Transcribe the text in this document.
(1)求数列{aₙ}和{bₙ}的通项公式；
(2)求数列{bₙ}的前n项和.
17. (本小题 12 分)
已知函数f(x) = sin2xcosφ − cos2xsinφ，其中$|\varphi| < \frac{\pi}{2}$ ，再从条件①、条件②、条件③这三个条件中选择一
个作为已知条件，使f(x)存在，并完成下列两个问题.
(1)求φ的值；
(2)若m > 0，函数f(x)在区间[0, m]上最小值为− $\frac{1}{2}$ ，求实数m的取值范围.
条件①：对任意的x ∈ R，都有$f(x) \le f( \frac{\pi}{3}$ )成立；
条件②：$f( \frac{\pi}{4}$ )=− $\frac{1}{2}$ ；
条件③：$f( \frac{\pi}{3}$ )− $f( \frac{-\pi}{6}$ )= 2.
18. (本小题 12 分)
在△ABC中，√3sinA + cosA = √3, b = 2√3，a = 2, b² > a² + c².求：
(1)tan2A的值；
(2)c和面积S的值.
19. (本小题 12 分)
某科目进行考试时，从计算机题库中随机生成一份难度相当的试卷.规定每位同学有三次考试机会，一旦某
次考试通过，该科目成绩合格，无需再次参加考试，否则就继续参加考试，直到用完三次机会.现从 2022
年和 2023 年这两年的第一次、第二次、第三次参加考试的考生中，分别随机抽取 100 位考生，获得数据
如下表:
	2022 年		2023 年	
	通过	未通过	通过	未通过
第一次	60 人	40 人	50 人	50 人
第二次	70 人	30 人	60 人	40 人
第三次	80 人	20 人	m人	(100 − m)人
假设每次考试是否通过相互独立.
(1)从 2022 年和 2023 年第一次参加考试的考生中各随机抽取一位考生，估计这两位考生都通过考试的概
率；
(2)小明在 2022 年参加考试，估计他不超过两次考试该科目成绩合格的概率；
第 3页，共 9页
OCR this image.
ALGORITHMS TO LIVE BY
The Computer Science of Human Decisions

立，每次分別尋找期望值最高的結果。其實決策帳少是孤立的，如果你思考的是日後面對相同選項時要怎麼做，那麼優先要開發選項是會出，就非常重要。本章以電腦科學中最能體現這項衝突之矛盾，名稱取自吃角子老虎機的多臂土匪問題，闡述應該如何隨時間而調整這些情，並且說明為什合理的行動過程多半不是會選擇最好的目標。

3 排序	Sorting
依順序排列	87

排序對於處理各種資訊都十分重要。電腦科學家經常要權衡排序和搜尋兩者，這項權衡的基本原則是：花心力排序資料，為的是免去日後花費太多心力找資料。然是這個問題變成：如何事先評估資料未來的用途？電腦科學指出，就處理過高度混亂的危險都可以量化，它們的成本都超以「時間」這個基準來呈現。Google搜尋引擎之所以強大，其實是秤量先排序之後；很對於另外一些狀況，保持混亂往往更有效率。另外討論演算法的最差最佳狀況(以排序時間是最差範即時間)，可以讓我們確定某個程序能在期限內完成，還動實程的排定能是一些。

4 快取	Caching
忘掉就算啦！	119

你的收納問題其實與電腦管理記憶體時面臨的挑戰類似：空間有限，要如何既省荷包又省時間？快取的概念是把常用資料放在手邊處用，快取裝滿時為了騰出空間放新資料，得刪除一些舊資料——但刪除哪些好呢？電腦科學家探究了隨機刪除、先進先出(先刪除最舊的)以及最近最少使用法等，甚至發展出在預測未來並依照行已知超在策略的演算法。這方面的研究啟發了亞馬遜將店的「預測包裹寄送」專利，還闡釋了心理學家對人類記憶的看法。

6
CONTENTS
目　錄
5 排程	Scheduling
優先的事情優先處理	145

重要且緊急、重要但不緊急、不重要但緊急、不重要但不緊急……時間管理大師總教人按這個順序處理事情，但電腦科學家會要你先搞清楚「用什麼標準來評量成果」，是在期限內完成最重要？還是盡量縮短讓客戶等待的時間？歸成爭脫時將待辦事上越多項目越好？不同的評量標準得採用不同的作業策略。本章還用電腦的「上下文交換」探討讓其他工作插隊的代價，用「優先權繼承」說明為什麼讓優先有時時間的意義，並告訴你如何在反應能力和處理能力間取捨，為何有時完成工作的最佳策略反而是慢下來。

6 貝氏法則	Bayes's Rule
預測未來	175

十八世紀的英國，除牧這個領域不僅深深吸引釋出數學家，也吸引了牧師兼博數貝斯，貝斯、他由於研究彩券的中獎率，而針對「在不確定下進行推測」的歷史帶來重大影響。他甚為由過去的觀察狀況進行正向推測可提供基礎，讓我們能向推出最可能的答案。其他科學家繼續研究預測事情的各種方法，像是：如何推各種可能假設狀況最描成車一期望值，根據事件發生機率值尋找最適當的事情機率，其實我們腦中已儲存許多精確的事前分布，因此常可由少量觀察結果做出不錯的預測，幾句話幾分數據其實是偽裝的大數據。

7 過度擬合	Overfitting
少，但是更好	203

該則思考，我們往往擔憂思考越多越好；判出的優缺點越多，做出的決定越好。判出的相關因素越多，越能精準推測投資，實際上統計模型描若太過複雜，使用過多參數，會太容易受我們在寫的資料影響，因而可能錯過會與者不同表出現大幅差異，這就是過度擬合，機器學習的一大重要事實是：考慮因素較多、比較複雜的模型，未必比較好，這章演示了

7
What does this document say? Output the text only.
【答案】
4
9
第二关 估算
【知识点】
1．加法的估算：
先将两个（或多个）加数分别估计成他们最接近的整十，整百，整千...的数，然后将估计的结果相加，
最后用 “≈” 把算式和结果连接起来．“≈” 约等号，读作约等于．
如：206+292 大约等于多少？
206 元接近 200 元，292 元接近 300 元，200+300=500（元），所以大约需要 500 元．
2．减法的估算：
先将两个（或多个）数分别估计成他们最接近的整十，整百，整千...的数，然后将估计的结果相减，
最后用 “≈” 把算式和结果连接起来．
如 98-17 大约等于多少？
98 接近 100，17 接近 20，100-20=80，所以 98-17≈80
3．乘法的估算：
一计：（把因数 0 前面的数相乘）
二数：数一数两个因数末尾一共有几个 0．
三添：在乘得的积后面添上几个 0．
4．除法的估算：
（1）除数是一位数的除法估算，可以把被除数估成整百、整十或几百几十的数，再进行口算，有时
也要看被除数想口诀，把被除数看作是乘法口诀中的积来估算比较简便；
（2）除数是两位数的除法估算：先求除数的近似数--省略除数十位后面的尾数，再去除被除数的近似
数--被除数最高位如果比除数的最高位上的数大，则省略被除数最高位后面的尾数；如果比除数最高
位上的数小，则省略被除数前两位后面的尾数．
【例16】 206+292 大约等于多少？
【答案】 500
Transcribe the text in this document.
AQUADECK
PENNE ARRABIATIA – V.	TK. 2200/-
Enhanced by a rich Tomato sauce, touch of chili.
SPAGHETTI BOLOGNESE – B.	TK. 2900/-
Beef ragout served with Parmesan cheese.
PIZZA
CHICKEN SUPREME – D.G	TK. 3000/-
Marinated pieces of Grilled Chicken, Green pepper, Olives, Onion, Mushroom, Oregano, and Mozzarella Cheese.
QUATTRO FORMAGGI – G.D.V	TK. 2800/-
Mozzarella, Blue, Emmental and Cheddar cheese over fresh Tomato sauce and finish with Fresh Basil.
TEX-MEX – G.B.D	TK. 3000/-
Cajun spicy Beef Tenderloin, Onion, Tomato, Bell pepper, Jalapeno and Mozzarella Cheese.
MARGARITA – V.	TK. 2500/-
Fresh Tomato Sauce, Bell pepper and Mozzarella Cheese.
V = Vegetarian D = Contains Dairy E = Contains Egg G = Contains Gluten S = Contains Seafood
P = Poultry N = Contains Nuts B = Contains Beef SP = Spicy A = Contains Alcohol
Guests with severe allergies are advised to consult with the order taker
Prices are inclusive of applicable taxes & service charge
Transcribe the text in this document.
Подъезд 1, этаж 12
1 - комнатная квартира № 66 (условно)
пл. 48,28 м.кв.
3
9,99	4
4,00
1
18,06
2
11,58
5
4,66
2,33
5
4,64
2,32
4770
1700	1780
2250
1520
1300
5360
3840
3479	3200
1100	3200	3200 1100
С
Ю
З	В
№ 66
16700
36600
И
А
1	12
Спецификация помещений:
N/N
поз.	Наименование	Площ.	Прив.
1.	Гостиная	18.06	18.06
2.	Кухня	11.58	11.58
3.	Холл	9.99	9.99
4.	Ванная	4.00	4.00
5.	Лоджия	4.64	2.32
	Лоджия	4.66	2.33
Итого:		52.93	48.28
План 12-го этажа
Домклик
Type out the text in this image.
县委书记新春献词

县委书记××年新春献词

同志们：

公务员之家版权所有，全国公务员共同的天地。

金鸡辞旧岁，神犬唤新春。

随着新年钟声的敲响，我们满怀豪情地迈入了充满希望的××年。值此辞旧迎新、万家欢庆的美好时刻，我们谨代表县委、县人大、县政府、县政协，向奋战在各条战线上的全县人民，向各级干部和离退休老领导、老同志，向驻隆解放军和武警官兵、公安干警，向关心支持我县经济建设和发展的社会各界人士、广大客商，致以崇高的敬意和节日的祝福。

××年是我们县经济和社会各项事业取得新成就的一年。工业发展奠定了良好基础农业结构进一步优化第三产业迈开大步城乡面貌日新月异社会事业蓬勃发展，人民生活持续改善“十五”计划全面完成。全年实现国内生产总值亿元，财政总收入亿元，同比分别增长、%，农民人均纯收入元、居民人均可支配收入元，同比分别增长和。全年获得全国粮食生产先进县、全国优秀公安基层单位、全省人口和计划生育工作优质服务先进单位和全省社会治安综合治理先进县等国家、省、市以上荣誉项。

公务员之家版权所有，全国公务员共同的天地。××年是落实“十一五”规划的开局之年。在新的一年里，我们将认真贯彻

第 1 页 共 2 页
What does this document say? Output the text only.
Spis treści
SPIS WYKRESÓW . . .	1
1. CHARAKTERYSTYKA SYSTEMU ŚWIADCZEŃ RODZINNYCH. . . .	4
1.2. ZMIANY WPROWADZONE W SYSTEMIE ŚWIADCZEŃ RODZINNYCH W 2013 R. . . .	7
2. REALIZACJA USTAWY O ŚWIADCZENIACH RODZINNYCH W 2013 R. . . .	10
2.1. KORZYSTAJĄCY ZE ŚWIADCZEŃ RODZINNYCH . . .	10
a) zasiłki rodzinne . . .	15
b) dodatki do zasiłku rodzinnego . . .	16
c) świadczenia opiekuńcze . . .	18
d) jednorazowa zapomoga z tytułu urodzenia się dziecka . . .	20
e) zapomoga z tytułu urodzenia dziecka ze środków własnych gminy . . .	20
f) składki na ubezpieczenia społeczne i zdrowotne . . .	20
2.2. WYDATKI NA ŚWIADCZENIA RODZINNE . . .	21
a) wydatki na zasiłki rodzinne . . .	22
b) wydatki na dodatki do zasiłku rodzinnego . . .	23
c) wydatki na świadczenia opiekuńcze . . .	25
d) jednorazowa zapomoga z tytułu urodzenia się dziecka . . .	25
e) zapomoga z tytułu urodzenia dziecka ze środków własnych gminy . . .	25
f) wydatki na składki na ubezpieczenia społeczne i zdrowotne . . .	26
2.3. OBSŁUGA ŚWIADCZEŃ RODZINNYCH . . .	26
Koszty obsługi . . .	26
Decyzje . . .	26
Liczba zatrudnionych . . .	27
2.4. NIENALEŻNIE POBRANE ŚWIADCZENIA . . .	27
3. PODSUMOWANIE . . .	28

:: PROBLEM TO SOLVE ::
Copy out the lines that hold "Tomato".

:: RESULT OF THIS EXERCISE ::
Enhanced by a rich Tomato sauce, touch of chili.
Mozzarella, Blue, Emmental and Cheddar cheese over fresh Tomato sauce and finish with Fresh Basil.
Cajun spicy Beef Tenderloin, Onion, Tomato, Bell pepper, Jalapeno and Mozzarella Cheese.
Fresh Tomato Sauce, Bell pepper and Mozzarella Cheese.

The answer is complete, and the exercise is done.